◆ **Problem description**
Locate all lines with the word "системе" and copy them out.

◆ **Stored records**
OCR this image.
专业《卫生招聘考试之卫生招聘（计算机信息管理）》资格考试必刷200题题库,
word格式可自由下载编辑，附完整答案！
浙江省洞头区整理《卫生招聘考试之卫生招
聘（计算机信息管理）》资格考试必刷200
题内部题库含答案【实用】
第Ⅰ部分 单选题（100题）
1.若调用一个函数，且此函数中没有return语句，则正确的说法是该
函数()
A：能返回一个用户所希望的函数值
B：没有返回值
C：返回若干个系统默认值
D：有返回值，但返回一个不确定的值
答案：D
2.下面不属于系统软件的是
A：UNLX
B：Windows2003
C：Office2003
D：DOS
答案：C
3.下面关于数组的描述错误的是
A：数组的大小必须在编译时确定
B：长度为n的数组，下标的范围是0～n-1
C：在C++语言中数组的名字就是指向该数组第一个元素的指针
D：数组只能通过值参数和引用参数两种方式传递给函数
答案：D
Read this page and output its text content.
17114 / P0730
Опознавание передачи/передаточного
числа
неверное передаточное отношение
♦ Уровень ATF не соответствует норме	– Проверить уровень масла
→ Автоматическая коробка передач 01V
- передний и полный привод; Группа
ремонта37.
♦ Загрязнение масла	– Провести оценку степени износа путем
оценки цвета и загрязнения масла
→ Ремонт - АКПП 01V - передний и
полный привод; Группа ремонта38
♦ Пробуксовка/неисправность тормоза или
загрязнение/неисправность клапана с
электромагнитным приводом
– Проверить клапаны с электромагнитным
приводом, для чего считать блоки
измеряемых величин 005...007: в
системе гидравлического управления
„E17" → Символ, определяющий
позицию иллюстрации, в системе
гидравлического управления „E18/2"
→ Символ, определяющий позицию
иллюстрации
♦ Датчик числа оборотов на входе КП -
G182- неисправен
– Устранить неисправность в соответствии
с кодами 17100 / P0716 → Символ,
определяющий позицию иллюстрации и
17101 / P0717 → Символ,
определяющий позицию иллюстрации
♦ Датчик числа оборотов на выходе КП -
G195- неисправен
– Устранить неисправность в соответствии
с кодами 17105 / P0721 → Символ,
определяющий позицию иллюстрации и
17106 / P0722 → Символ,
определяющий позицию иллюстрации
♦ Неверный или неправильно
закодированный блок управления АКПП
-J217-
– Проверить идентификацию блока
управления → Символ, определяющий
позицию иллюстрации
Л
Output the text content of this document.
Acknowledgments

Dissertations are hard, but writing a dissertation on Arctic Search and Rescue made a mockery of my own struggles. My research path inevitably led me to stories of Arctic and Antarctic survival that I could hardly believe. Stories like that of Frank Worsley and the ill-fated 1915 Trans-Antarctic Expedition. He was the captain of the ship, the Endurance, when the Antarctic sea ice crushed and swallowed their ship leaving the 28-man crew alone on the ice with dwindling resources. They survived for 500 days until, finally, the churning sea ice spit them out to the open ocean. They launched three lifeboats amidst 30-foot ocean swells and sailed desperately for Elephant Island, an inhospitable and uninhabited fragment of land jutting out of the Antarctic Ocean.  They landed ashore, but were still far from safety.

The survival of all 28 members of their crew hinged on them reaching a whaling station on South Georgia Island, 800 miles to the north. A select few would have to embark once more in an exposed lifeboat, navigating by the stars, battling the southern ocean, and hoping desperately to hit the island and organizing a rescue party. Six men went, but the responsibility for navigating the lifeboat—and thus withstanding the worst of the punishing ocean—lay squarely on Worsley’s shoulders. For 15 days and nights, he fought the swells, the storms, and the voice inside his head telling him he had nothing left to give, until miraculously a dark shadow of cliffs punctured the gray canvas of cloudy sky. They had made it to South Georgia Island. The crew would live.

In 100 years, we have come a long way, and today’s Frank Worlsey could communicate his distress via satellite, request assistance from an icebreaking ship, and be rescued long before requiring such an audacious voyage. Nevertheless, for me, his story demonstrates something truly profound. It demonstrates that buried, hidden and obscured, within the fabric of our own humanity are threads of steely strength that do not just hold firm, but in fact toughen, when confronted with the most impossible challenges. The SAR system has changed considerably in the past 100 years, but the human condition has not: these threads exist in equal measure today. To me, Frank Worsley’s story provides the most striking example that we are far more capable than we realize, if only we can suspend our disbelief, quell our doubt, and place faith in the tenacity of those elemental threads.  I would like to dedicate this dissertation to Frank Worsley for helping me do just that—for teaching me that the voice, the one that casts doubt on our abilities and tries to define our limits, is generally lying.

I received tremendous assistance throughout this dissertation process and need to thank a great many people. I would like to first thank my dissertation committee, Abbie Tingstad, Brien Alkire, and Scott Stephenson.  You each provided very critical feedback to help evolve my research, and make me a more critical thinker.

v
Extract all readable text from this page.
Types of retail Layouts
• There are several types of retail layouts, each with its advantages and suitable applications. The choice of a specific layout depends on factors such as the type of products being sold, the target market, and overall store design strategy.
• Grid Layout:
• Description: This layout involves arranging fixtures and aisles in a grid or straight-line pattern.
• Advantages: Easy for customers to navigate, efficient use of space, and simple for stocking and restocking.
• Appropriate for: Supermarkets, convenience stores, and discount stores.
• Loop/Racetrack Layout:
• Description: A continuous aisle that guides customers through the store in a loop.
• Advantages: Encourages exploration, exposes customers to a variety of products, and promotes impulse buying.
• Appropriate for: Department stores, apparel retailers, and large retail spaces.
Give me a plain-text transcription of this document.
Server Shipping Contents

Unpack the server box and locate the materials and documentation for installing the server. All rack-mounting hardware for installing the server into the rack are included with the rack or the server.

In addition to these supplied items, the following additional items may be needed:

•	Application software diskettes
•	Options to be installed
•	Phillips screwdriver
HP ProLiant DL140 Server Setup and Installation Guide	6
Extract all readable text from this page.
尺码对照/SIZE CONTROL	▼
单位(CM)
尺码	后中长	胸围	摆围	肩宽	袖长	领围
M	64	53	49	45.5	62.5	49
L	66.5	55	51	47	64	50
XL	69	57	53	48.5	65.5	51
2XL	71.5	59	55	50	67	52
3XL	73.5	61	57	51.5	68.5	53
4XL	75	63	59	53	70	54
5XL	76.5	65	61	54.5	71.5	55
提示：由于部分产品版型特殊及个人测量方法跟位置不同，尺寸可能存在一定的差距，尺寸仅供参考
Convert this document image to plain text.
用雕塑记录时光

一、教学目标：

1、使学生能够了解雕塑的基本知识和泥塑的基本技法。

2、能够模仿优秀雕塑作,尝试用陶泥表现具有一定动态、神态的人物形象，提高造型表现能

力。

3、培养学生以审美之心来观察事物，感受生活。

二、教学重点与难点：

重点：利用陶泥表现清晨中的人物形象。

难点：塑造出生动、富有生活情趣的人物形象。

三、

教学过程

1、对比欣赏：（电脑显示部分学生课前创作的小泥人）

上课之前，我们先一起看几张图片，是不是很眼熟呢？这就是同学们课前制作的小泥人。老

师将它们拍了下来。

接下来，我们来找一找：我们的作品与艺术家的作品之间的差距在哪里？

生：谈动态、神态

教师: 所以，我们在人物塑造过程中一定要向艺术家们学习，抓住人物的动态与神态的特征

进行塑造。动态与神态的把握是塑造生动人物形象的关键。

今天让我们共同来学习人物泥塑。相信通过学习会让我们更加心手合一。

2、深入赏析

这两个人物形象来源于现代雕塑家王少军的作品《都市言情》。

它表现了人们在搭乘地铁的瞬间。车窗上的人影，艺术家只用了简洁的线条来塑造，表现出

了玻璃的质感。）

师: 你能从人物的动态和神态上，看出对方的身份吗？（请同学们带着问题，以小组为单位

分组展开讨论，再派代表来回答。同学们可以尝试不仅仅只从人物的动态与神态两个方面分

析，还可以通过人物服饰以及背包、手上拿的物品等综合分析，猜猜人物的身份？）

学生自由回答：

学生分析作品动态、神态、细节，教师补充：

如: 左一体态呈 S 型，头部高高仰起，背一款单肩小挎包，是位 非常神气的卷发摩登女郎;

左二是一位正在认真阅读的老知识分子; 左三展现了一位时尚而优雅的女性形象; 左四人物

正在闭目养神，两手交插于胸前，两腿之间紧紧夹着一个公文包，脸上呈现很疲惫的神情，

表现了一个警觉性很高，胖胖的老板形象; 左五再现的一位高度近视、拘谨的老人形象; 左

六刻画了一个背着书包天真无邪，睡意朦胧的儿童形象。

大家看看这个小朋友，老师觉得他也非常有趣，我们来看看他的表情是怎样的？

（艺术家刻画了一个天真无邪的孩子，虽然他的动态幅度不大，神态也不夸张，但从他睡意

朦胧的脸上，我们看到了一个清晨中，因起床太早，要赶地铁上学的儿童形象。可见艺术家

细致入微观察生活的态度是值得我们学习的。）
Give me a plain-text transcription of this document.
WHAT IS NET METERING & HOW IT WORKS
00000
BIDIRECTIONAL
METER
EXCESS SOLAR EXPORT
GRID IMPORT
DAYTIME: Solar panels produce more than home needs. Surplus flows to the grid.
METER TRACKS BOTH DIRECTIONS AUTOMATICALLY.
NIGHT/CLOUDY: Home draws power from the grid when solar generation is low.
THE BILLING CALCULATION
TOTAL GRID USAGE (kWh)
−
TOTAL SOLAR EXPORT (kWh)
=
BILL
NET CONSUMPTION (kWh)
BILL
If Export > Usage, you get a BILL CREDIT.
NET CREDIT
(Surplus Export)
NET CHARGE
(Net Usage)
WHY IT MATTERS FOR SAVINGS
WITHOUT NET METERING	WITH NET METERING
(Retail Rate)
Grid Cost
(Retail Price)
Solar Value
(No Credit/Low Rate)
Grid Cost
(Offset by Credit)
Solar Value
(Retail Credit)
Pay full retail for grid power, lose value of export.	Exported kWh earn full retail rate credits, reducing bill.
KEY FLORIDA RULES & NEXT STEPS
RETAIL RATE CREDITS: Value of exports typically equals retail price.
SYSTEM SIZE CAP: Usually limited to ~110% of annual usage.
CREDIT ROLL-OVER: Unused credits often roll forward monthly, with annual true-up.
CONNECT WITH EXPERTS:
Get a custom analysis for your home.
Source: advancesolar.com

◆ **Reply**
системе гидравлического управления
позицию иллюстрации, в системе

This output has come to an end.